■ Records provided ■
-*-
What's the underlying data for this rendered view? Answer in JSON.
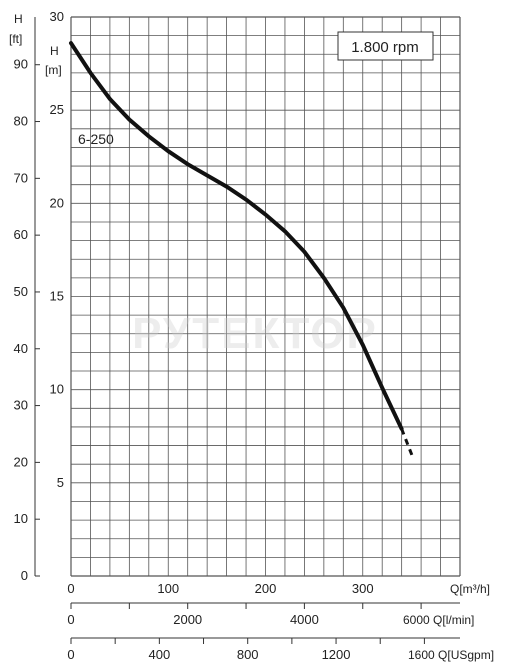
{
  "chart_data": {
    "type": "line",
    "title": "",
    "speed_label": "1.800 rpm",
    "series": [
      {
        "name": "6-250",
        "x_m3h": [
          0,
          20,
          40,
          60,
          80,
          100,
          120,
          140,
          160,
          180,
          200,
          220,
          240,
          260,
          280,
          300,
          320,
          340
        ],
        "y_m": [
          28.6,
          27.0,
          25.6,
          24.5,
          23.6,
          22.8,
          22.1,
          21.5,
          20.9,
          20.2,
          19.4,
          18.5,
          17.4,
          16.0,
          14.4,
          12.4,
          10.1,
          7.9
        ],
        "extension_x_m3h": [
          340,
          352
        ],
        "extension_y_m": [
          7.9,
          6.3
        ]
      }
    ],
    "axes": {
      "h_m": {
        "label_top": "H",
        "label_unit": "[m]",
        "range": [
          0,
          30
        ],
        "ticks": [
          "30",
          "25",
          "20",
          "15",
          "10",
          "5"
        ]
      },
      "h_ft": {
        "label_top": "H",
        "label_unit": "[ft]",
        "range": [
          0,
          98.4
        ],
        "ticks": [
          "90",
          "80",
          "70",
          "60",
          "50",
          "40",
          "30",
          "20",
          "10",
          "0"
        ]
      },
      "q_m3h": {
        "label": "Q[m³/h]",
        "range": [
          0,
          400
        ],
        "ticks": [
          "0",
          "100",
          "200",
          "300"
        ]
      },
      "q_lmin": {
        "label": "6000 Q[l/min]",
        "ticks": [
          "0",
          "2000",
          "4000"
        ]
      },
      "q_usgpm": {
        "label": "1600 Q[USgpm]",
        "ticks": [
          "0",
          "400",
          "800",
          "1200"
        ]
      }
    },
    "grid": true,
    "watermark": "РУТЕКТОР"
  }
}
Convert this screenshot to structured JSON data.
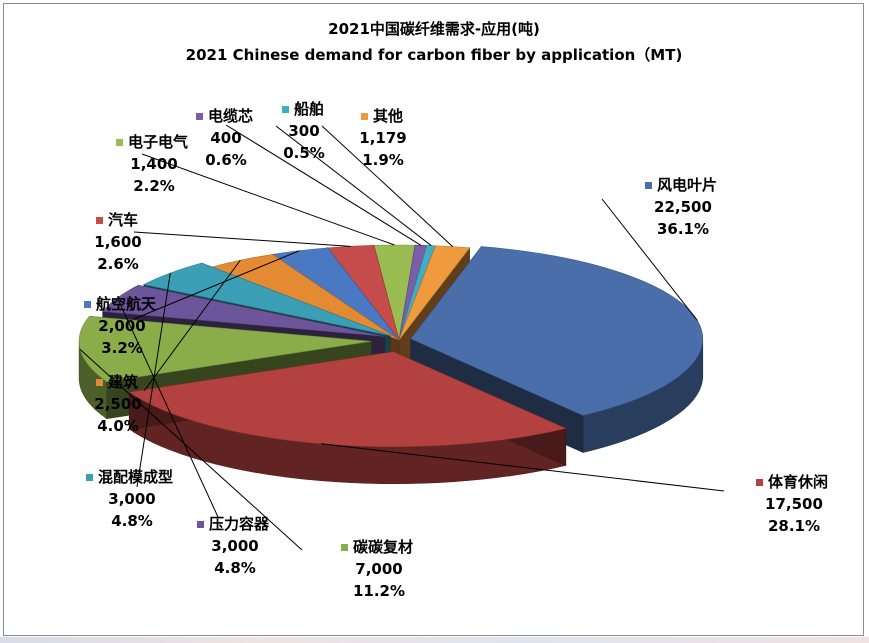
-*-
■ Objective ■
Transcribe every entry word for word, but omit the pictures.

■ Result ■
What's the underlying data for this rendered view? Answer in JSON.
{
  "chart_data": {
    "type": "line",
    "title": "",
    "speed_label": "1.800 rpm",
    "series": [
      {
        "name": "6-250",
        "x_m3h": [
          0,
          20,
          40,
          60,
          80,
          100,
          120,
          140,
          160,
          180,
          200,
          220,
          240,
          260,
          280,
          300,
          320,
          340
        ],
        "y_m": [
          28.6,
          27.0,
          25.6,
          24.5,
          23.6,
          22.8,
          22.1,
          21.5,
          20.9,
          20.2,
          19.4,
          18.5,
          17.4,
          16.0,
          14.4,
          12.4,
          10.1,
          7.9
        ],
        "extension_x_m3h": [
          340,
          352
        ],
        "extension_y_m": [
          7.9,
          6.3
        ]
      }
    ],
    "axes": {
      "h_m": {
        "label_top": "H",
        "label_unit": "[m]",
        "range": [
          0,
          30
        ],
        "ticks": [
          "30",
          "25",
          "20",
          "15",
          "10",
          "5"
        ]
      },
      "h_ft": {
        "label_top": "H",
        "label_unit": "[ft]",
        "range": [
          0,
          98.4
        ],
        "ticks": [
          "90",
          "80",
          "70",
          "60",
          "50",
          "40",
          "30",
          "20",
          "10",
          "0"
        ]
      },
      "q_m3h": {
        "label": "Q[m³/h]",
        "range": [
          0,
          400
        ],
        "ticks": [
          "0",
          "100",
          "200",
          "300"
        ]
      },
      "q_lmin": {
        "label": "6000 Q[l/min]",
        "ticks": [
          "0",
          "2000",
          "4000"
        ]
      },
      "q_usgpm": {
        "label": "1600 Q[USgpm]",
        "ticks": [
          "0",
          "400",
          "800",
          "1200"
        ]
      }
    },
    "grid": true,
    "watermark": "РУТЕКТОР"
  }
}
Convert this screenshot to structured JSON data.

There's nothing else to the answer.